# [Exercise brief]
Below is a listing; reproduce each line of it exactly.

[Excerpts from a figure dataset]

━━━━━━━━━━━━━━━━━━━━━━━━━━━━━━

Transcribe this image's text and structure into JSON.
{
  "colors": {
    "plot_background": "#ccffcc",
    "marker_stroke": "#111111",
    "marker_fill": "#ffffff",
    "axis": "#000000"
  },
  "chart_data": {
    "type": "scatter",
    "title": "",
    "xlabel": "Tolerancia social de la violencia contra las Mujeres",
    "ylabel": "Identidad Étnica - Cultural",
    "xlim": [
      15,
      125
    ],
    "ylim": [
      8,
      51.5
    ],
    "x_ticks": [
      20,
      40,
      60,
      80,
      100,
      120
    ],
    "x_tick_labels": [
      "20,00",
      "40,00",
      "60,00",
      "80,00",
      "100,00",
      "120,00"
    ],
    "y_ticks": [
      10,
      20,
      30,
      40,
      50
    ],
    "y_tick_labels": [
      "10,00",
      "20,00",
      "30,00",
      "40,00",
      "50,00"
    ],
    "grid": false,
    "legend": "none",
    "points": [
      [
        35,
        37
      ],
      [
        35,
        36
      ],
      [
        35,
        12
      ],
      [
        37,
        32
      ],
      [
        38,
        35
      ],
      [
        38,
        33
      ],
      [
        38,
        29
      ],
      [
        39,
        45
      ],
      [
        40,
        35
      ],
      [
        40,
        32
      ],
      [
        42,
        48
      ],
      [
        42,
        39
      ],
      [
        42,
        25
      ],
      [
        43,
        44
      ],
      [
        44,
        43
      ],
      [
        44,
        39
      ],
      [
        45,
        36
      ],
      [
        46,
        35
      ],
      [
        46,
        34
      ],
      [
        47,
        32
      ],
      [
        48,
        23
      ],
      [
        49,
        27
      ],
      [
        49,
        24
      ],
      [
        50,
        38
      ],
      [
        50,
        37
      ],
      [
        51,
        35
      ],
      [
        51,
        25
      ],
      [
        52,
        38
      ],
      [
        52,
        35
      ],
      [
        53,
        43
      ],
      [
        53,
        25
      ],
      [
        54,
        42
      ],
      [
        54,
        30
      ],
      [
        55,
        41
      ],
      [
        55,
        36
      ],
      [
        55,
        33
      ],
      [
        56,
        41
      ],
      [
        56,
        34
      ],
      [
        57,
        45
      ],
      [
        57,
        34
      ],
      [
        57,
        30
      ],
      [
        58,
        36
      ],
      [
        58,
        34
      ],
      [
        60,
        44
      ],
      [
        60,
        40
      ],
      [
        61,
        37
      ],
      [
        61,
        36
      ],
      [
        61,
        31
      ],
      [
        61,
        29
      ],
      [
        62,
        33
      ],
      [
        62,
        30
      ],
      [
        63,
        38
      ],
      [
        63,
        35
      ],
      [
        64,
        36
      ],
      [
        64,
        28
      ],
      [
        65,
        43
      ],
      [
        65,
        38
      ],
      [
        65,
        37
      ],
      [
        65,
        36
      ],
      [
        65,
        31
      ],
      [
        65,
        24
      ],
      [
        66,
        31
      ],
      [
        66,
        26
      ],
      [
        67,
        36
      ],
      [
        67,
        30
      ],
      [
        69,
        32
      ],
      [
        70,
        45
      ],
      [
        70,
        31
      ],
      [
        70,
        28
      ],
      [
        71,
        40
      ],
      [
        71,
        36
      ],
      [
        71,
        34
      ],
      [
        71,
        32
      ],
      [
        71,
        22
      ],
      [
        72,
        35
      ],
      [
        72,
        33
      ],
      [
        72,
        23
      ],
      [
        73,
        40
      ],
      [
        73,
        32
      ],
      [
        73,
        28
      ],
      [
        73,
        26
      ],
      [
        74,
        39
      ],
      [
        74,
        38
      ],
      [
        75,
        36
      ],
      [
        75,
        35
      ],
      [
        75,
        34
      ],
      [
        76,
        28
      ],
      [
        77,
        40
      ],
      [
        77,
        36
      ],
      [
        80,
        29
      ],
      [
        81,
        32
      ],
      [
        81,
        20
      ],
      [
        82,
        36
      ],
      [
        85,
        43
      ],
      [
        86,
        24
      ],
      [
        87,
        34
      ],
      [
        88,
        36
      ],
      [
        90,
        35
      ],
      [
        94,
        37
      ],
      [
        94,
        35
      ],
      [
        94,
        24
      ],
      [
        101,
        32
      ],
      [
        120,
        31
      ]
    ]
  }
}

━━━━━━━━━━━━━━━━━━━━━━━━━━━━━━

# [Result below]
Transcribe this image's text and structure into JSON.
{
  "colors": {
    "plot_background": "#ccffcc",
    "marker_stroke": "#111111",
    "marker_fill": "#ffffff",
    "axis": "#000000"
  },
  "chart_data": {
    "type": "scatter",
    "title": "",
    "xlabel": "Tolerancia social de la violencia contra las Mujeres",
    "ylabel": "Identidad Étnica - Cultural",
    "xlim": [
      15,
      125
    ],
    "ylim": [
      8,
      51.5
    ],
    "x_ticks": [
      20,
      40,
      60,
      80,
      100,
      120
    ],
    "x_tick_labels": [
      "20,00",
      "40,00",
      "60,00",
      "80,00",
      "100,00",
      "120,00"
    ],
    "y_ticks": [
      10,
      20,
      30,
      40,
      50
    ],
    "y_tick_labels": [
      "10,00",
      "20,00",
      "30,00",
      "40,00",
      "50,00"
    ],
    "grid": false,
    "legend": "none",
    "points": [
      [
        35,
        37
      ],
      [
        35,
        36
      ],
      [
        35,
        12
      ],
      [
        37,
        32
      ],
      [
        38,
        35
      ],
      [
        38,
        33
      ],
      [
        38,
        29
      ],
      [
        39,
        45
      ],
      [
        40,
        35
      ],
      [
        40,
        32
      ],
      [
        42,
        48
      ],
      [
        42,
        39
      ],
      [
        42,
        25
      ],
      [
        43,
        44
      ],
      [
        44,
        43
      ],
      [
        44,
        39
      ],
      [
        45,
        36
      ],
      [
        46,
        35
      ],
      [
        46,
        34
      ],
      [
        47,
        32
      ],
      [
        48,
        23
      ],
      [
        49,
        27
      ],
      [
        49,
        24
      ],
      [
        50,
        38
      ],
      [
        50,
        37
      ],
      [
        51,
        35
      ],
      [
        51,
        25
      ],
      [
        52,
        38
      ],
      [
        52,
        35
      ],
      [
        53,
        43
      ],
      [
        53,
        25
      ],
      [
        54,
        42
      ],
      [
        54,
        30
      ],
      [
        55,
        41
      ],
      [
        55,
        36
      ],
      [
        55,
        33
      ],
      [
        56,
        41
      ],
      [
        56,
        34
      ],
      [
        57,
        45
      ],
      [
        57,
        34
      ],
      [
        57,
        30
      ],
      [
        58,
        36
      ],
      [
        58,
        34
      ],
      [
        60,
        44
      ],
      [
        60,
        40
      ],
      [
        61,
        37
      ],
      [
        61,
        36
      ],
      [
        61,
        31
      ],
      [
        61,
        29
      ],
      [
        62,
        33
      ],
      [
        62,
        30
      ],
      [
        63,
        38
      ],
      [
        63,
        35
      ],
      [
        64,
        36
      ],
      [
        64,
        28
      ],
      [
        65,
        43
      ],
      [
        65,
        38
      ],
      [
        65,
        37
      ],
      [
        65,
        36
      ],
      [
        65,
        31
      ],
      [
        65,
        24
      ],
      [
        66,
        31
      ],
      [
        66,
        26
      ],
      [
        67,
        36
      ],
      [
        67,
        30
      ],
      [
        69,
        32
      ],
      [
        70,
        45
      ],
      [
        70,
        31
      ],
      [
        70,
        28
      ],
      [
        71,
        40
      ],
      [
        71,
        36
      ],
      [
        71,
        34
      ],
      [
        71,
        32
      ],
      [
        71,
        22
      ],
      [
        72,
        35
      ],
      [
        72,
        33
      ],
      [
        72,
        23
      ],
      [
        73,
        40
      ],
      [
        73,
        32
      ],
      [
        73,
        28
      ],
      [
        73,
        26
      ],
      [
        74,
        39
      ],
      [
        74,
        38
      ],
      [
        75,
        36
      ],
      [
        75,
        35
      ],
      [
        75,
        34
      ],
      [
        76,
        28
      ],
      [
        77,
        40
      ],
      [
        77,
        36
      ],
      [
        80,
        29
      ],
      [
        81,
        32
      ],
      [
        81,
        20
      ],
      [
        82,
        36
      ],
      [
        85,
        43
      ],
      [
        86,
        24
      ],
      [
        87,
        34
      ],
      [
        88,
        36
      ],
      [
        90,
        35
      ],
      [
        94,
        37
      ],
      [
        94,
        35
      ],
      [
        94,
        24
      ],
      [
        101,
        32
      ],
      [
        120,
        31
      ]
    ]
  }
}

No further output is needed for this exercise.